## TASK TO CARRY OUT
Reproduce verbatim every line from the one that includes "Read this page and output its text content." to the closing line of the entries; omit everything before it.
--- start EXERCISE INPUTS ---
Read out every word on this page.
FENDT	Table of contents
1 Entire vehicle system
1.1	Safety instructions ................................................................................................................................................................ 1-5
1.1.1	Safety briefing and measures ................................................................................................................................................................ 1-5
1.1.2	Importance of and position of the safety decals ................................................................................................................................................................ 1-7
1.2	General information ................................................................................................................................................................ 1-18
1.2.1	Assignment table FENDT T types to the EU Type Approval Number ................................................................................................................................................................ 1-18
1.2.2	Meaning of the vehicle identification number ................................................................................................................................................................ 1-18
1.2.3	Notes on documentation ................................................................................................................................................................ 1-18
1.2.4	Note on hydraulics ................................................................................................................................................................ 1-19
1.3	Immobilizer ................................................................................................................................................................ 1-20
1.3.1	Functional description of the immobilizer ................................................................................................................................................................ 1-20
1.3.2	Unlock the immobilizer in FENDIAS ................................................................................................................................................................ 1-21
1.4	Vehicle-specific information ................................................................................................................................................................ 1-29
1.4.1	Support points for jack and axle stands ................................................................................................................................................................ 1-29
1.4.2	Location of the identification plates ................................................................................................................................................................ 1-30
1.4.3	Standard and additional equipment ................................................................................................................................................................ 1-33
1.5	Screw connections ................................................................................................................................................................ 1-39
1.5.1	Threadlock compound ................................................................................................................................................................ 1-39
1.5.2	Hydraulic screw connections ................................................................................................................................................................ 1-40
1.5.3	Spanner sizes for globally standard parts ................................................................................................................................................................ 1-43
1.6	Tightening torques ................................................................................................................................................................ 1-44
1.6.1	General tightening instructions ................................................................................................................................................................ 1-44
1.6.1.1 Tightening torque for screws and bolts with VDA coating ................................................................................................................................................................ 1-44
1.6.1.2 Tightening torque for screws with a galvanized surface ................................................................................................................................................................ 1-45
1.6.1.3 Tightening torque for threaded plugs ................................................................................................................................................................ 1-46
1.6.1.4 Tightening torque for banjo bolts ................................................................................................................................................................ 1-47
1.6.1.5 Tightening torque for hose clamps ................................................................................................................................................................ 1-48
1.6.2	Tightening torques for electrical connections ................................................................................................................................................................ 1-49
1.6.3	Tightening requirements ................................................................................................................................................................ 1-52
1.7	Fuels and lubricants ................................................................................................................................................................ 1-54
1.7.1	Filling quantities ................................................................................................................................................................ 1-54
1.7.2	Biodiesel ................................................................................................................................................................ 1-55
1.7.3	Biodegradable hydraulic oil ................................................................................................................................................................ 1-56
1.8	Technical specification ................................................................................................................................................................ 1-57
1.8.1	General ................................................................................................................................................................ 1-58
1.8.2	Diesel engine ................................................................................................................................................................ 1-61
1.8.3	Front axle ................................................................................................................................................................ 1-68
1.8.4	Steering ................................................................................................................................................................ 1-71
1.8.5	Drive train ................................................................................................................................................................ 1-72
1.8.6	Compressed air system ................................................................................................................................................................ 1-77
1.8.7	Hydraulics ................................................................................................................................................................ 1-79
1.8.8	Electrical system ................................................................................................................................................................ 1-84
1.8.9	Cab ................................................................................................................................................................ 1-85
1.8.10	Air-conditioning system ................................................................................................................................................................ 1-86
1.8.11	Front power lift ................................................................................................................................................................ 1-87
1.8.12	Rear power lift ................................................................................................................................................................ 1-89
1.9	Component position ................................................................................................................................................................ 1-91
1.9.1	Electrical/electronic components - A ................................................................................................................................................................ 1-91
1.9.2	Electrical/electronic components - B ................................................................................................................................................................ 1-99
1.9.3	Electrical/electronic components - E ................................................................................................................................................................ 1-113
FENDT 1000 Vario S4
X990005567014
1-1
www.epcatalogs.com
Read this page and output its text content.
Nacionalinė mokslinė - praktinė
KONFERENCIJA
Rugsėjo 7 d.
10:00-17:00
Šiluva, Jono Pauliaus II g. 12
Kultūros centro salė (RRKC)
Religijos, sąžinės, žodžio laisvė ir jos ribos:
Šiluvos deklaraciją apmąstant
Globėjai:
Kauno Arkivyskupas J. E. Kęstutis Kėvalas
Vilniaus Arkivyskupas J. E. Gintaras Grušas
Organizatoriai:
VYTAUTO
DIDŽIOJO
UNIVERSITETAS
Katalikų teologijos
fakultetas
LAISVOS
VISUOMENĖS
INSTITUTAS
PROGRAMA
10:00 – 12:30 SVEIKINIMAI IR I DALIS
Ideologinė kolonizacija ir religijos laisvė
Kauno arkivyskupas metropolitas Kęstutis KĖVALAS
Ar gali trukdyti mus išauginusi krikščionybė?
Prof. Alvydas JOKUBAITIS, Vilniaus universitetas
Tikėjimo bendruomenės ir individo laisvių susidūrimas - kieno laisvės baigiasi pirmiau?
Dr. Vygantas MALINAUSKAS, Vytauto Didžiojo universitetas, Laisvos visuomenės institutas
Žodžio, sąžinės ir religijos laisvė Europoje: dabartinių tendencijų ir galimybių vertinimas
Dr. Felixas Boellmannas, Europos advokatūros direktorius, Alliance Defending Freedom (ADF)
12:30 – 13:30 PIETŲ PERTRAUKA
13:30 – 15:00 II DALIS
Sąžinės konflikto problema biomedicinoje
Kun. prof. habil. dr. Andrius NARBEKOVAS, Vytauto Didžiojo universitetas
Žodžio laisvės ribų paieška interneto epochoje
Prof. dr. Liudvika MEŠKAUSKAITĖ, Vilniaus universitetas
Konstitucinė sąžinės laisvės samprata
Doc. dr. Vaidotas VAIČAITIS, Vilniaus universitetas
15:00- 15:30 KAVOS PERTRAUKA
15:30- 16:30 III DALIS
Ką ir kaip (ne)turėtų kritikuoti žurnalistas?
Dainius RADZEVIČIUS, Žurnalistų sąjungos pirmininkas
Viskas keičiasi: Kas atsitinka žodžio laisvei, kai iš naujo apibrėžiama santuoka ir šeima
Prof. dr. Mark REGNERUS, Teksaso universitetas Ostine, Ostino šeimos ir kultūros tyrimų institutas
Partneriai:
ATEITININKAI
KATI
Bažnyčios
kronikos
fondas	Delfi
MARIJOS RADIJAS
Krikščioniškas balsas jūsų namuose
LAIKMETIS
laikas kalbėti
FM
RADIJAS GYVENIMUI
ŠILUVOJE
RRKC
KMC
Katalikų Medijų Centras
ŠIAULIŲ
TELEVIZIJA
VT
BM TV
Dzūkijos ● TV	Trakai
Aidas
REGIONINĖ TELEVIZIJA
--- end EXERCISE INPUTS ---
## ANSWER TO THIS TASK
Read this page and output its text content.
Nacionalinė mokslinė - praktinė
KONFERENCIJA
Rugsėjo 7 d.
10:00-17:00
Šiluva, Jono Pauliaus II g. 12
Kultūros centro salė (RRKC)
Religijos, sąžinės, žodžio laisvė ir jos ribos:
Šiluvos deklaraciją apmąstant
Globėjai:
Kauno Arkivyskupas J. E. Kęstutis Kėvalas
Vilniaus Arkivyskupas J. E. Gintaras Grušas
Organizatoriai:
VYTAUTO
DIDŽIOJO
UNIVERSITETAS
Katalikų teologijos
fakultetas
LAISVOS
VISUOMENĖS
INSTITUTAS
PROGRAMA
10:00 – 12:30 SVEIKINIMAI IR I DALIS
Ideologinė kolonizacija ir religijos laisvė
Kauno arkivyskupas metropolitas Kęstutis KĖVALAS
Ar gali trukdyti mus išauginusi krikščionybė?
Prof. Alvydas JOKUBAITIS, Vilniaus universitetas
Tikėjimo bendruomenės ir individo laisvių susidūrimas - kieno laisvės baigiasi pirmiau?
Dr. Vygantas MALINAUSKAS, Vytauto Didžiojo universitetas, Laisvos visuomenės institutas
Žodžio, sąžinės ir religijos laisvė Europoje: dabartinių tendencijų ir galimybių vertinimas
Dr. Felixas Boellmannas, Europos advokatūros direktorius, Alliance Defending Freedom (ADF)
12:30 – 13:30 PIETŲ PERTRAUKA
13:30 – 15:00 II DALIS
Sąžinės konflikto problema biomedicinoje
Kun. prof. habil. dr. Andrius NARBEKOVAS, Vytauto Didžiojo universitetas
Žodžio laisvės ribų paieška interneto epochoje
Prof. dr. Liudvika MEŠKAUSKAITĖ, Vilniaus universitetas
Konstitucinė sąžinės laisvės samprata
Doc. dr. Vaidotas VAIČAITIS, Vilniaus universitetas
15:00- 15:30 KAVOS PERTRAUKA
15:30- 16:30 III DALIS
Ką ir kaip (ne)turėtų kritikuoti žurnalistas?
Dainius RADZEVIČIUS, Žurnalistų sąjungos pirmininkas
Viskas keičiasi: Kas atsitinka žodžio laisvei, kai iš naujo apibrėžiama santuoka ir šeima
Prof. dr. Mark REGNERUS, Teksaso universitetas Ostine, Ostino šeimos ir kultūros tyrimų institutas
Partneriai:
ATEITININKAI
KATI
Bažnyčios
kronikos
fondas	Delfi
MARIJOS RADIJAS
Krikščioniškas balsas jūsų namuose
LAIKMETIS
laikas kalbėti
FM
RADIJAS GYVENIMUI
ŠILUVOJE
RRKC
KMC
Katalikų Medijų Centras
ŠIAULIŲ
TELEVIZIJA
VT
BM TV
Dzūkijos ● TV	Trakai
Aidas
REGIONINĖ TELEVIZIJA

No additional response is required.